**** Data listing ****

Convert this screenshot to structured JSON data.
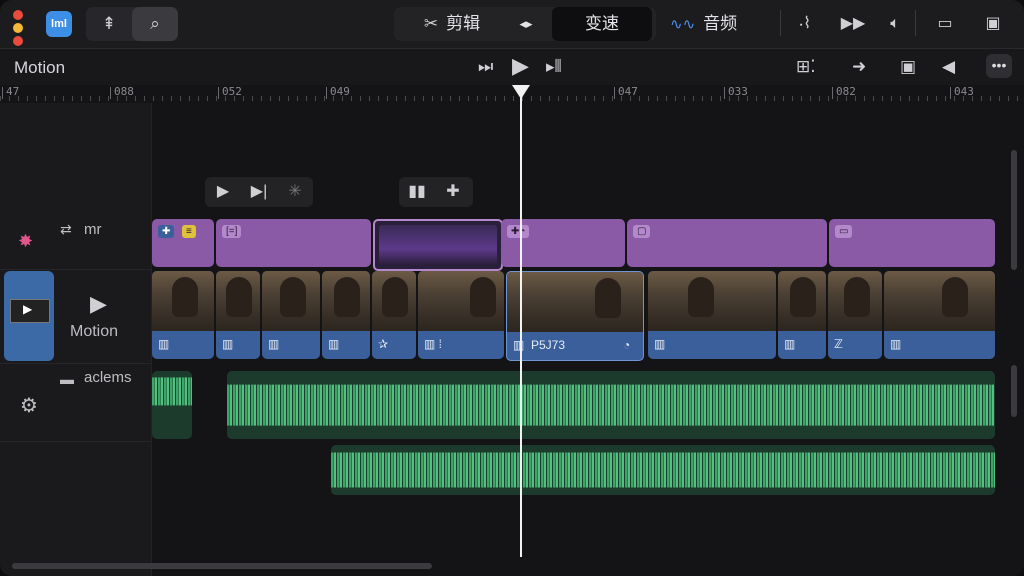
{
  "toolbar": {
    "traffic_colors": [
      "#e94b3c",
      "#f2b93b",
      "#e94b3c"
    ],
    "app_icon_label": "lml",
    "tools": [
      {
        "icon": "arrow-up-icon",
        "glyph": "⇞"
      },
      {
        "icon": "search-icon",
        "glyph": "⌕"
      }
    ],
    "segments": [
      {
        "label": "剪辑",
        "glyph": "✂",
        "selected": false
      },
      {
        "label": "◂▸",
        "glyph": "",
        "selected": false
      },
      {
        "label": "变速",
        "glyph": "",
        "selected": true
      }
    ],
    "audio_label": "音频",
    "right_icons": [
      "fx-icon",
      "fast-forward-icon",
      "volume-icon",
      "monitor-icon",
      "window-icon"
    ]
  },
  "header": {
    "title": "Motion",
    "more_label": "•••"
  },
  "ruler": {
    "ticks": [
      "47",
      "088",
      "052",
      "049",
      "047",
      "033",
      "082",
      "043"
    ]
  },
  "tracks": {
    "title_track_label": "mr",
    "video_track_label": "Motion",
    "audio_track_label": "aclems",
    "clip_label_a": "P5J73"
  },
  "colors": {
    "accent_blue": "#3d8fe6",
    "title_clip": "#8a5aa6",
    "video_clip": "#3a5f9a",
    "audio_wave": "#3fa46a"
  }
}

****

* Work required
Restate the data above word for word. Skip every picture.

* Solution
Convert this screenshot to structured JSON data.
{
  "toolbar": {
    "traffic_colors": [
      "#e94b3c",
      "#f2b93b",
      "#e94b3c"
    ],
    "app_icon_label": "lml",
    "tools": [
      {
        "icon": "arrow-up-icon",
        "glyph": "⇞"
      },
      {
        "icon": "search-icon",
        "glyph": "⌕"
      }
    ],
    "segments": [
      {
        "label": "剪辑",
        "glyph": "✂",
        "selected": false
      },
      {
        "label": "◂▸",
        "glyph": "",
        "selected": false
      },
      {
        "label": "变速",
        "glyph": "",
        "selected": true
      }
    ],
    "audio_label": "音频",
    "right_icons": [
      "fx-icon",
      "fast-forward-icon",
      "volume-icon",
      "monitor-icon",
      "window-icon"
    ]
  },
  "header": {
    "title": "Motion",
    "more_label": "•••"
  },
  "ruler": {
    "ticks": [
      "47",
      "088",
      "052",
      "049",
      "047",
      "033",
      "082",
      "043"
    ]
  },
  "tracks": {
    "title_track_label": "mr",
    "video_track_label": "Motion",
    "audio_track_label": "aclems",
    "clip_label_a": "P5J73"
  },
  "colors": {
    "accent_blue": "#3d8fe6",
    "title_clip": "#8a5aa6",
    "video_clip": "#3a5f9a",
    "audio_wave": "#3fa46a"
  }
}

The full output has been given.